** PAGE EXCERPT follows **

The Indo-China war of 1962, in which India was humiliatingly defeated, marked the apogee and end of this phase of foreign policy – India now adopted more openly ‘realist’ stances abroad and abandoned the small substance of its ‘socialistic’ pattern at home. Military expenditure increased and India became one of the countries of the world spending the highest proportions of the budget on the military. It won three wars with Pakistan – 1965, 1971 and 1998.
India’s economic growth was slow but sure: steady, albeit dependent, capitalist development in India expanded the capitalist class enormously, created a huge consuming class and, with the deft management of progressive ‘liberalisation’ dating back to the 1960s, its political leadership ensured its overall (albeit, intensely competitive) cohesion – across regions, ethnicities and sectors (though not, across castes and crucially, across religious communities  ). The chief reflection of this on foreign policy was, on the one hand to increase India’s economic links with metropolitan capital and, on the other, to project Indian capital on the regional and third world stage as a sub- imperialist power, economically, politically and militarily. Particularly since the fall of the USSR India has become increasingly eager for closer relations, economically and militarily, with the US while doing what it can to maintain and increase its bargaining power in that relationship. This overall reorientation of India’s foreign policy reflects a cross-party consensus, while styles may differ according to political and personal temperaments.

** End of PAGE EXCERPT **

■ PROMPT 1:
From the passage on India's foreign policy, extract the words from "The Indo-China war" to "1971 and 1998.".
■ PROMPT 2:
According to the passage on India's foreign policy, in which years did India win wars against Pakistan?
■ PROMPT 3:
Proceed with the passage on India's foreign policy, picking up after its final sentence.

** INFORMATION SUPPLIED follows **

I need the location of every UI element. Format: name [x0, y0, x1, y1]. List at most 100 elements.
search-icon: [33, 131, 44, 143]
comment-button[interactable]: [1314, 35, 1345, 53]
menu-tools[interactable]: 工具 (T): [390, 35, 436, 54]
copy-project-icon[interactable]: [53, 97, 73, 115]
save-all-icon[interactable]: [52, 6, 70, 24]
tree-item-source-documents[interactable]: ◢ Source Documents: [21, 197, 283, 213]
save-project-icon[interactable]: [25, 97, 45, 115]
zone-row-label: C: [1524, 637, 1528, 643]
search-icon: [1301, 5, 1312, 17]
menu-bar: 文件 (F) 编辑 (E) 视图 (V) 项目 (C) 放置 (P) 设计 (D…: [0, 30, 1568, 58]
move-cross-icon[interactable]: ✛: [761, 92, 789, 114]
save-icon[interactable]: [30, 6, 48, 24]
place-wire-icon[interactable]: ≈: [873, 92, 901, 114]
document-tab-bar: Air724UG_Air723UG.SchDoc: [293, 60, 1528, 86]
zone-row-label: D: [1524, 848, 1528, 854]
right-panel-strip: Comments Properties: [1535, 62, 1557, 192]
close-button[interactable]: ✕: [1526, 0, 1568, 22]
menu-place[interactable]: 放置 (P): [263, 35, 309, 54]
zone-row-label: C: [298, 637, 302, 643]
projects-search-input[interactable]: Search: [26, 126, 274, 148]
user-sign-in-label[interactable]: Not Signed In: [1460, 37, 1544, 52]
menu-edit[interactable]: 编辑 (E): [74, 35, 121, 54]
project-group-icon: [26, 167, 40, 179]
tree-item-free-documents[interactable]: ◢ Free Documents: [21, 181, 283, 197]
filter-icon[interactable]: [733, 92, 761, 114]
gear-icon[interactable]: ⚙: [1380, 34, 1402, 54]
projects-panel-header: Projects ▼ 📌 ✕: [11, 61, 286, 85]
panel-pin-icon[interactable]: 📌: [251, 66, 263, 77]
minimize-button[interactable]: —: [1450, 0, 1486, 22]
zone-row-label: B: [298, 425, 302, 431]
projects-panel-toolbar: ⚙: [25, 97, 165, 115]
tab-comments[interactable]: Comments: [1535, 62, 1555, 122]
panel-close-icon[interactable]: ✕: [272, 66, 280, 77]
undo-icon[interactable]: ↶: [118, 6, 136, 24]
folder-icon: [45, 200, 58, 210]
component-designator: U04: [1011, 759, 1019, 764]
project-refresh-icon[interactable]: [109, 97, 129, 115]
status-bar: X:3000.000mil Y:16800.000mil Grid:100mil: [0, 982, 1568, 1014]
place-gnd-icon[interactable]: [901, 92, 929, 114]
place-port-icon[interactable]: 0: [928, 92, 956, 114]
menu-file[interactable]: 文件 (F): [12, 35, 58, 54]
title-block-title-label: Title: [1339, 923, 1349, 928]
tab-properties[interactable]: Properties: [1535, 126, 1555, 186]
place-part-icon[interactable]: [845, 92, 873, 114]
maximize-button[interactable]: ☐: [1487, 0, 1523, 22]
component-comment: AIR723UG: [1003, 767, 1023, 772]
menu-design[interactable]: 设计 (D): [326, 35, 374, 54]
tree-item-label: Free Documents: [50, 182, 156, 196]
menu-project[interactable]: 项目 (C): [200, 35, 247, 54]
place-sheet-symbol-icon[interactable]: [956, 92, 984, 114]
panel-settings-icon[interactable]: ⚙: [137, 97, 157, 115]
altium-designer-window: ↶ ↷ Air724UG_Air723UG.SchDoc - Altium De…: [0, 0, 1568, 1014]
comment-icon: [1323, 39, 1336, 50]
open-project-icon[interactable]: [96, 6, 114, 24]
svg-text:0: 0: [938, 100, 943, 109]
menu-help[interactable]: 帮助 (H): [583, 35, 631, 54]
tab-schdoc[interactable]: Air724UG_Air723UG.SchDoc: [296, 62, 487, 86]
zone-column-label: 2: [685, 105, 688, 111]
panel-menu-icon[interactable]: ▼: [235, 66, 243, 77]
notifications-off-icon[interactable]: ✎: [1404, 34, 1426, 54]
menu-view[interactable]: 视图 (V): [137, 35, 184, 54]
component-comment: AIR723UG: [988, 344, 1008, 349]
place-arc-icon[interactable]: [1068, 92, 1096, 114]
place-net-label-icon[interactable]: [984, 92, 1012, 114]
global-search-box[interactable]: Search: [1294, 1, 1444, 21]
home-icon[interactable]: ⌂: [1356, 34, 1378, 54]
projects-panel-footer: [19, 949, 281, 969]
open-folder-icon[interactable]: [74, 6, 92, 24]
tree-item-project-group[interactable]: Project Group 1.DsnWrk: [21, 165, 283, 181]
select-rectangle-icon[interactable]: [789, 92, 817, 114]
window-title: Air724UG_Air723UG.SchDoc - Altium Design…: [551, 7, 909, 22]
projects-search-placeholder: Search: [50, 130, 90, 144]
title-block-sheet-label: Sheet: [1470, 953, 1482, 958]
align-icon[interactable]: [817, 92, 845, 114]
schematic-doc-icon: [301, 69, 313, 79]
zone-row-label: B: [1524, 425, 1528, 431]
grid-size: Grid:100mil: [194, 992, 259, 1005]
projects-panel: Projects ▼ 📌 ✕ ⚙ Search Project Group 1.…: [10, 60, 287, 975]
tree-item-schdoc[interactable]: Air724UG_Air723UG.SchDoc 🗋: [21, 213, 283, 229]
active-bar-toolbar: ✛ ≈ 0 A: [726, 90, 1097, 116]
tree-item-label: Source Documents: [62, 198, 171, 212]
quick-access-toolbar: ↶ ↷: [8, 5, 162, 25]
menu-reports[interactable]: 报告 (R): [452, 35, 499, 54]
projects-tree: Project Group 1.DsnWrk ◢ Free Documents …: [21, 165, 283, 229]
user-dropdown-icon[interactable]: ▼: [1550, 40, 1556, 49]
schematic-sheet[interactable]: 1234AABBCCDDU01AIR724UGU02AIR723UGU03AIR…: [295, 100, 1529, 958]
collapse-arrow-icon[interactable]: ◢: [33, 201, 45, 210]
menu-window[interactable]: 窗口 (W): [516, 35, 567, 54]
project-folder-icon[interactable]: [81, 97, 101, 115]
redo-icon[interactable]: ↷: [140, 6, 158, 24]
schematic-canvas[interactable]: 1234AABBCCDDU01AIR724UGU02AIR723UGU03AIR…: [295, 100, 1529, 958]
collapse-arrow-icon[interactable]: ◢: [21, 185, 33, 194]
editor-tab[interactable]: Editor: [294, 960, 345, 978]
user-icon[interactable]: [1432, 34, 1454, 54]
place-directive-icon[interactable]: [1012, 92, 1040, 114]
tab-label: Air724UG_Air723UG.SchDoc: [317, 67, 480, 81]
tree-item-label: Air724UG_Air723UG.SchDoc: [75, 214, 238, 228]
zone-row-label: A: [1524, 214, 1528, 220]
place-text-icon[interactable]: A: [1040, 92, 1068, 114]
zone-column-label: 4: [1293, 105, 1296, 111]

** End of INFORMATION SUPPLIED **

■ EXERCISE OUTPUT 1:
The Indo-China war of 1962, in which India was humiliatingly defeated, marked the apogee and end of this phase of foreign policy – India now adopted more openly ‘realist’ stances abroad and abandoned the small substance of its ‘socialistic’ pattern at home. Military expenditure increased and India became one of the countries of the world spending the highest proportions of the budget on the military. It won three wars with Pakistan – 1965, 1971 and 1998.

■ EXERCISE OUTPUT 2:
1965, 1971 and 1998.

■ EXERCISE OUTPUT 3:
India’s dominance in south Asia rests on an alignment between its concept of ‘domestic’ or ‘internal’ security (which has, as one of its cardinal components, implacable opposition to popular movements that seek in any fundamental way to alter the class base of political power of the post-colonial state) and of ‘regional’ security in line with the concept of ‘global’ security acceptable to the imperialist powers (under the leadership of the US). Shedding its craving for ‘autonomy’ in international relations, it has worked to qualify itself as a suitable regional ‘gendarme’ to which the long-term global interests of the US and its metropolitan allies in the area, and the economic interests of the national and international bourgeoisie, can be safely entrusted.
Pakistan, meanwhile, showed no immediate signs of disintegrating. But its formative imbalances had two crucial consequences. The uncomfortable demographic fact of a Bengali majority made democracy unpalatable to the Punjabi-dominated Pakistan state, laying the basis for the predominance of the military in the Pakistan state, while the need to counter India led the Pakistan military and civilian leadership early into the arms of the US even though the motivations of the two parties were at considerable variance with one another.
By early 1951 American policy-makers had made up their minds that the Persian-Iraq sector could not be defended without help from Pakistan…The early managers of the Pakistani state were prepared to deal with the Americans even though their motives in forging a special relationship with the US had more to do with a desire to acquire a better military balance in relation to India than from fears of communist in- roads into the Islamic heartlands of the east Asia. 
The US, though preferring India as an ally, found itself compelled to rely on Pakistan in its anti-communist ventures in the region but always forbore any interference in Pakistan’ s south Asian concerns. By the early 1950s, a US regional strategy with Pakistan as its lynchpin was in place.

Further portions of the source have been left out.